Dataset items:
=-=-=-=-=

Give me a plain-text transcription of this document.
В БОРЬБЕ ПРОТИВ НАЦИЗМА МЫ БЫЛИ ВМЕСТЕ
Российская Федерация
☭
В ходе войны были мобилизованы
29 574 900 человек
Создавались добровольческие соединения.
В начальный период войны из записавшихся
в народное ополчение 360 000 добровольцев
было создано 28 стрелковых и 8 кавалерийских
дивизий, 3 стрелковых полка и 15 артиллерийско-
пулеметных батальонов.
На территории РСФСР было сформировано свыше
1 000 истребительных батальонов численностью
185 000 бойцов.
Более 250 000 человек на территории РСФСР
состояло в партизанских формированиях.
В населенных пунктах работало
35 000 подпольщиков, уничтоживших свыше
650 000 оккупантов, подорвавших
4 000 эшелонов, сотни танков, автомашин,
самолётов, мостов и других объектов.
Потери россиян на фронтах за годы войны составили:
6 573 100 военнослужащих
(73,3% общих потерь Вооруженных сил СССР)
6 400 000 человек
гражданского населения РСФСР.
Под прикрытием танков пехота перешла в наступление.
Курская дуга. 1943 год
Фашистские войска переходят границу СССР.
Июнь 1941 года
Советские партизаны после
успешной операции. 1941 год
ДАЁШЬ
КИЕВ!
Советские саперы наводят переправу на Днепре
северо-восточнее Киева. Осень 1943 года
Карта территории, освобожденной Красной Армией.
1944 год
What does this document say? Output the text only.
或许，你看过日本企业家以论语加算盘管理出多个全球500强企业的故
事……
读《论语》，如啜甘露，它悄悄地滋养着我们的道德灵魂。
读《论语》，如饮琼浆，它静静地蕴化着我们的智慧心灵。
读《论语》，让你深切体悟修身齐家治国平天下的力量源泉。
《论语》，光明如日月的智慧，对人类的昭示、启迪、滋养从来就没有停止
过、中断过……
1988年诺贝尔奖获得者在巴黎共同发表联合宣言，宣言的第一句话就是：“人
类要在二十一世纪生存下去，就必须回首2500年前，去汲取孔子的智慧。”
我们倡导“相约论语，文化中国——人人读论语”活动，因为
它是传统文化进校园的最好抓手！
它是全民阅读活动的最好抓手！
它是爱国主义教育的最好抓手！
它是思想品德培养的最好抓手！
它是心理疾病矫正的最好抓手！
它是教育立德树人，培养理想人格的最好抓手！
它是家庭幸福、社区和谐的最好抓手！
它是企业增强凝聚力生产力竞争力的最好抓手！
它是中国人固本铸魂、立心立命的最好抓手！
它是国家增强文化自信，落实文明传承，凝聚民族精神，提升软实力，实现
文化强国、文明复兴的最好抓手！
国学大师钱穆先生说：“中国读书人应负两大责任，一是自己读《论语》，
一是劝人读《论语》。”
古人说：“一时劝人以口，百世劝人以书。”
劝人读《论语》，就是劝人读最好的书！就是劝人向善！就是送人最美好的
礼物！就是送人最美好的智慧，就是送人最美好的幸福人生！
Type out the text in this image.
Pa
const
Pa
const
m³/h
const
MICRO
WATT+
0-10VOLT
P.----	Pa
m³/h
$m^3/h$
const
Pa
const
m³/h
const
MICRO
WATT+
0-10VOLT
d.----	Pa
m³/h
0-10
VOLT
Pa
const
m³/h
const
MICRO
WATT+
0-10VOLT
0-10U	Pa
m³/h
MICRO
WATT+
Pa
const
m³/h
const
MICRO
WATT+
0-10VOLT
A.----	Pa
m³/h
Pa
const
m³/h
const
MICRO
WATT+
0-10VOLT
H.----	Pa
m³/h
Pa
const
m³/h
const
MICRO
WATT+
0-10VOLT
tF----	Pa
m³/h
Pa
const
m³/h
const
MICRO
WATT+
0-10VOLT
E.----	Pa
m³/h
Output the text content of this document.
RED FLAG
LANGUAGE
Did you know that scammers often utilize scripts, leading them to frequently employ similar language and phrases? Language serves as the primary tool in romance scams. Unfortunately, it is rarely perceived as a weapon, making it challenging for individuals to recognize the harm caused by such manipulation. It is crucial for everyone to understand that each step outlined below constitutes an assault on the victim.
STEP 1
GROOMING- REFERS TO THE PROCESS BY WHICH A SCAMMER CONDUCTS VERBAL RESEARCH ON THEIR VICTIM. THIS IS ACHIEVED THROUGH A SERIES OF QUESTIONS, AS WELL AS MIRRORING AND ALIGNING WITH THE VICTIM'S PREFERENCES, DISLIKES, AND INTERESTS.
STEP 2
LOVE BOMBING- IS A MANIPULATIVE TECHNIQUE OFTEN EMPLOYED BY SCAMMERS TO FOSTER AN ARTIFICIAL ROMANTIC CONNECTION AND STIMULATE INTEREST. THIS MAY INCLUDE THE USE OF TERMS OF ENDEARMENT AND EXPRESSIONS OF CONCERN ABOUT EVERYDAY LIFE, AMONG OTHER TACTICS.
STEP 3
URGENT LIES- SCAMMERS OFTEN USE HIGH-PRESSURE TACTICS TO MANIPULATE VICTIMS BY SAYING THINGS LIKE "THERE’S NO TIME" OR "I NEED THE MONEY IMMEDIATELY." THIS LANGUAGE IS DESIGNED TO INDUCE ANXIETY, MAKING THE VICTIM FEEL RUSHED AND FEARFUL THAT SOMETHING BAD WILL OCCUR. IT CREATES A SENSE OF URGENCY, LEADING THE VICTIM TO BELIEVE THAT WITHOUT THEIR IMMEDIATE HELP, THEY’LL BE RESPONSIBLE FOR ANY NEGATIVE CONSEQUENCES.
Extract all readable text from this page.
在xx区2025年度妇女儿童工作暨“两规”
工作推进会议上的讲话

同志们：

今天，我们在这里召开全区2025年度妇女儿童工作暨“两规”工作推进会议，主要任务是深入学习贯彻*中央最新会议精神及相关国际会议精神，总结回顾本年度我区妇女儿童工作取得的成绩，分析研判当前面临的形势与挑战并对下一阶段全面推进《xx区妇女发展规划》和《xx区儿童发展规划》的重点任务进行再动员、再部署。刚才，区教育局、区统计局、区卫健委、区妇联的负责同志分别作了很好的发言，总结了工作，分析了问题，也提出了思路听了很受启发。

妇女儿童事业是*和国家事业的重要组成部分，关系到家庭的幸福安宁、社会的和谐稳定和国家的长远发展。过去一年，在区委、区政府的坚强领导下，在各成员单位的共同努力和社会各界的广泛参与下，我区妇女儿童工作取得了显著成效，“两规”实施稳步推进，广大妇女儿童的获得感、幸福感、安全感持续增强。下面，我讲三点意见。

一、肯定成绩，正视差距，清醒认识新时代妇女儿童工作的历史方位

=-=-=-=-=

Aim:
Repeat the entries exactly, all of them.

Solution for this problem:
Give me a plain-text transcription of this document.
В БОРЬБЕ ПРОТИВ НАЦИЗМА МЫ БЫЛИ ВМЕСТЕ
Российская Федерация
☭
В ходе войны были мобилизованы
29 574 900 человек
Создавались добровольческие соединения.
В начальный период войны из записавшихся
в народное ополчение 360 000 добровольцев
было создано 28 стрелковых и 8 кавалерийских
дивизий, 3 стрелковых полка и 15 артиллерийско-
пулеметных батальонов.
На территории РСФСР было сформировано свыше
1 000 истребительных батальонов численностью
185 000 бойцов.
Более 250 000 человек на территории РСФСР
состояло в партизанских формированиях.
В населенных пунктах работало
35 000 подпольщиков, уничтоживших свыше
650 000 оккупантов, подорвавших
4 000 эшелонов, сотни танков, автомашин,
самолётов, мостов и других объектов.
Потери россиян на фронтах за годы войны составили:
6 573 100 военнослужащих
(73,3% общих потерь Вооруженных сил СССР)
6 400 000 человек
гражданского населения РСФСР.
Под прикрытием танков пехота перешла в наступление.
Курская дуга. 1943 год
Фашистские войска переходят границу СССР.
Июнь 1941 года
Советские партизаны после
успешной операции. 1941 год
ДАЁШЬ
КИЕВ!
Советские саперы наводят переправу на Днепре
северо-восточнее Киева. Осень 1943 года
Карта территории, освобожденной Красной Армией.
1944 год
What does this document say? Output the text only.
或许，你看过日本企业家以论语加算盘管理出多个全球500强企业的故
事……
读《论语》，如啜甘露，它悄悄地滋养着我们的道德灵魂。
读《论语》，如饮琼浆，它静静地蕴化着我们的智慧心灵。
读《论语》，让你深切体悟修身齐家治国平天下的力量源泉。
《论语》，光明如日月的智慧，对人类的昭示、启迪、滋养从来就没有停止
过、中断过……
1988年诺贝尔奖获得者在巴黎共同发表联合宣言，宣言的第一句话就是：“人
类要在二十一世纪生存下去，就必须回首2500年前，去汲取孔子的智慧。”
我们倡导“相约论语，文化中国——人人读论语”活动，因为
它是传统文化进校园的最好抓手！
它是全民阅读活动的最好抓手！
它是爱国主义教育的最好抓手！
它是思想品德培养的最好抓手！
它是心理疾病矫正的最好抓手！
它是教育立德树人，培养理想人格的最好抓手！
它是家庭幸福、社区和谐的最好抓手！
它是企业增强凝聚力生产力竞争力的最好抓手！
它是中国人固本铸魂、立心立命的最好抓手！
它是国家增强文化自信，落实文明传承，凝聚民族精神，提升软实力，实现
文化强国、文明复兴的最好抓手！
国学大师钱穆先生说：“中国读书人应负两大责任，一是自己读《论语》，
一是劝人读《论语》。”
古人说：“一时劝人以口，百世劝人以书。”
劝人读《论语》，就是劝人读最好的书！就是劝人向善！就是送人最美好的
礼物！就是送人最美好的智慧，就是送人最美好的幸福人生！
Type out the text in this image.
Pa
const
Pa
const
m³/h
const
MICRO
WATT+
0-10VOLT
P.----	Pa
m³/h
$m^3/h$
const
Pa
const
m³/h
const
MICRO
WATT+
0-10VOLT
d.----	Pa
m³/h
0-10
VOLT
Pa
const
m³/h
const
MICRO
WATT+
0-10VOLT
0-10U	Pa
m³/h
MICRO
WATT+
Pa
const
m³/h
const
MICRO
WATT+
0-10VOLT
A.----	Pa
m³/h
Pa
const
m³/h
const
MICRO
WATT+
0-10VOLT
H.----	Pa
m³/h
Pa
const
m³/h
const
MICRO
WATT+
0-10VOLT
tF----	Pa
m³/h
Pa
const
m³/h
const
MICRO
WATT+
0-10VOLT
E.----	Pa
m³/h
Output the text content of this document.
RED FLAG
LANGUAGE
Did you know that scammers often utilize scripts, leading them to frequently employ similar language and phrases? Language serves as the primary tool in romance scams. Unfortunately, it is rarely perceived as a weapon, making it challenging for individuals to recognize the harm caused by such manipulation. It is crucial for everyone to understand that each step outlined below constitutes an assault on the victim.
STEP 1
GROOMING- REFERS TO THE PROCESS BY WHICH A SCAMMER CONDUCTS VERBAL RESEARCH ON THEIR VICTIM. THIS IS ACHIEVED THROUGH A SERIES OF QUESTIONS, AS WELL AS MIRRORING AND ALIGNING WITH THE VICTIM'S PREFERENCES, DISLIKES, AND INTERESTS.
STEP 2
LOVE BOMBING- IS A MANIPULATIVE TECHNIQUE OFTEN EMPLOYED BY SCAMMERS TO FOSTER AN ARTIFICIAL ROMANTIC CONNECTION AND STIMULATE INTEREST. THIS MAY INCLUDE THE USE OF TERMS OF ENDEARMENT AND EXPRESSIONS OF CONCERN ABOUT EVERYDAY LIFE, AMONG OTHER TACTICS.
STEP 3
URGENT LIES- SCAMMERS OFTEN USE HIGH-PRESSURE TACTICS TO MANIPULATE VICTIMS BY SAYING THINGS LIKE "THERE’S NO TIME" OR "I NEED THE MONEY IMMEDIATELY." THIS LANGUAGE IS DESIGNED TO INDUCE ANXIETY, MAKING THE VICTIM FEEL RUSHED AND FEARFUL THAT SOMETHING BAD WILL OCCUR. IT CREATES A SENSE OF URGENCY, LEADING THE VICTIM TO BELIEVE THAT WITHOUT THEIR IMMEDIATE HELP, THEY’LL BE RESPONSIBLE FOR ANY NEGATIVE CONSEQUENCES.
Extract all readable text from this page.
在xx区2025年度妇女儿童工作暨“两规”
工作推进会议上的讲话

同志们：

今天，我们在这里召开全区2025年度妇女儿童工作暨“两规”工作推进会议，主要任务是深入学习贯彻*中央最新会议精神及相关国际会议精神，总结回顾本年度我区妇女儿童工作取得的成绩，分析研判当前面临的形势与挑战并对下一阶段全面推进《xx区妇女发展规划》和《xx区儿童发展规划》的重点任务进行再动员、再部署。刚才，区教育局、区统计局、区卫健委、区妇联的负责同志分别作了很好的发言，总结了工作，分析了问题，也提出了思路听了很受启发。

妇女儿童事业是*和国家事业的重要组成部分，关系到家庭的幸福安宁、社会的和谐稳定和国家的长远发展。过去一年，在区委、区政府的坚强领导下，在各成员单位的共同努力和社会各界的广泛参与下，我区妇女儿童工作取得了显著成效，“两规”实施稳步推进，广大妇女儿童的获得感、幸福感、安全感持续增强。下面，我讲三点意见。

一、肯定成绩，正视差距，清醒认识新时代妇女儿童工作的历史方位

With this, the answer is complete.